> YOUR INSTRUCTIONS: Please copy the lines word for word, beginning with the line that contains "confirmation-check-icon xyxy=(323,610,393,680)" and ending with the line that contains "What elements are", both included.

##### AVAILABLE RECORDS #####

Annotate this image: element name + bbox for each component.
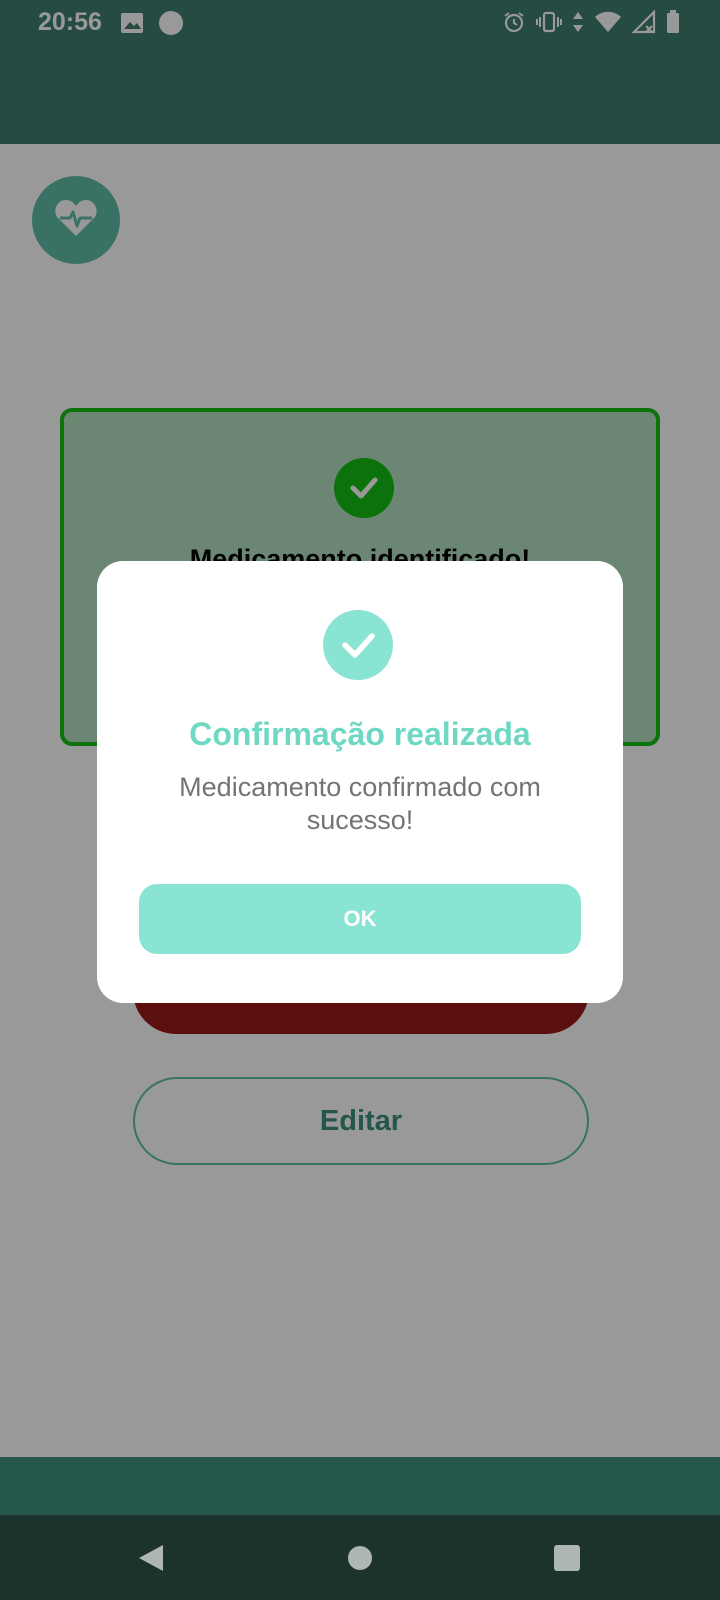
confirmation-check-icon xyxy=(323,610,393,680)
back-icon[interactable] xyxy=(130,1537,172,1579)
dialog-title: Confirmação realizada xyxy=(189,716,531,752)
recents-icon[interactable] xyxy=(546,1537,588,1579)
home-icon[interactable] xyxy=(339,1537,381,1579)
navigation-bar xyxy=(0,1515,720,1600)
dialog-message: Medicamento confirmado com sucesso! xyxy=(179,772,541,835)
ok-button[interactable]: OK xyxy=(139,884,581,954)
confirmation-dialog: Confirmação realizada Medicamento confir… xyxy=(97,561,623,1003)
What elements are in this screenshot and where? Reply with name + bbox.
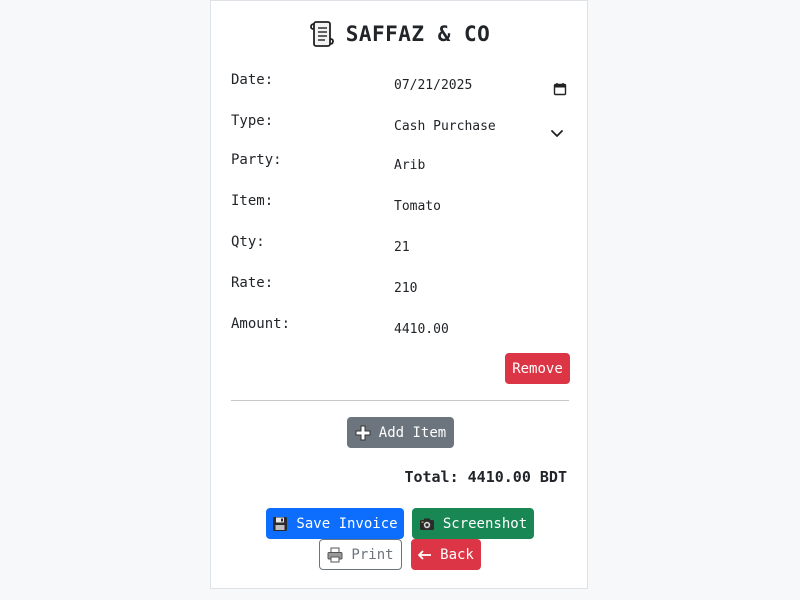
date-label: Date: — [231, 72, 274, 88]
save-invoice-button[interactable]: Save Invoice — [266, 508, 404, 539]
party-row: Party: Arib — [231, 152, 569, 182]
remove-button[interactable]: Remove — [505, 353, 570, 384]
date-input[interactable]: 07/21/2025 — [394, 72, 569, 100]
print-button[interactable]: Print — [319, 539, 402, 570]
rate-row: Rate: 210 — [231, 275, 569, 305]
screenshot-button[interactable]: Screenshot — [412, 508, 534, 539]
scroll-icon — [308, 19, 336, 49]
item-row: Item: Tomato — [231, 193, 569, 223]
rate-value: 210 — [394, 281, 418, 296]
amount-row: Amount: 4410.00 — [231, 316, 569, 346]
printer-icon — [327, 547, 343, 563]
qty-input[interactable]: 21 — [394, 234, 569, 262]
plus-icon — [355, 425, 371, 441]
print-label: Print — [351, 546, 394, 563]
item-value: Tomato — [394, 199, 441, 214]
party-input[interactable]: Arib — [394, 152, 569, 180]
screenshot-label: Screenshot — [442, 515, 528, 532]
date-value: 07/21/2025 — [394, 78, 473, 93]
camera-icon — [419, 516, 435, 532]
rate-label: Rate: — [231, 275, 274, 291]
type-value: Cash Purchase — [394, 119, 496, 134]
company-title: SAFFAZ & CO — [345, 22, 491, 46]
add-item-button[interactable]: Add Item — [347, 417, 454, 448]
qty-row: Qty: 21 — [231, 234, 569, 264]
amount-label: Amount: — [231, 316, 291, 332]
floppy-disk-icon — [272, 516, 288, 532]
invoice-card: SAFFAZ & CO Date: 07/21/2025 Type: Cash … — [210, 0, 588, 589]
invoice-header: SAFFAZ & CO — [211, 19, 587, 49]
amount-value: 4410.00 — [394, 322, 449, 337]
party-value: Arib — [394, 158, 426, 173]
arrow-left-icon — [418, 547, 432, 563]
qty-value: 21 — [394, 240, 410, 255]
remove-button-label: Remove — [512, 360, 563, 377]
amount-field: 4410.00 — [394, 316, 569, 344]
calendar-icon[interactable] — [553, 79, 567, 96]
item-input[interactable]: Tomato — [394, 193, 569, 221]
invoice-total: Total: 4410.00 BDT — [404, 468, 567, 486]
chevron-down-icon — [551, 122, 563, 137]
type-row: Type: Cash Purchase — [231, 113, 569, 143]
divider — [231, 400, 569, 401]
save-invoice-label: Save Invoice — [296, 515, 398, 532]
type-select[interactable]: Cash Purchase — [394, 113, 569, 141]
party-label: Party: — [231, 152, 282, 168]
date-row: Date: 07/21/2025 — [231, 72, 569, 102]
item-label: Item: — [231, 193, 274, 209]
rate-input[interactable]: 210 — [394, 275, 569, 303]
add-item-label: Add Item — [378, 424, 447, 441]
qty-label: Qty: — [231, 234, 265, 250]
type-label: Type: — [231, 113, 274, 129]
back-label: Back — [440, 546, 474, 563]
back-button[interactable]: Back — [411, 539, 481, 570]
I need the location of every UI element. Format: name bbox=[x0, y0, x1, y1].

#####

> EXERCISE RESULT:
confirmation-check-icon xyxy=(323,610,393,680)
back-icon[interactable] xyxy=(130,1537,172,1579)
dialog-title: Confirmação realizada xyxy=(189,716,531,752)
recents-icon[interactable] xyxy=(546,1537,588,1579)
home-icon[interactable] xyxy=(339,1537,381,1579)
navigation-bar xyxy=(0,1515,720,1600)
dialog-message: Medicamento confirmado com sucesso! xyxy=(179,772,541,835)
ok-button[interactable]: OK xyxy=(139,884,581,954)
confirmation-dialog: Confirmação realizada Medicamento confir… xyxy=(97,561,623,1003)
What elements are in this screenshot and where? Reply with name + bbox.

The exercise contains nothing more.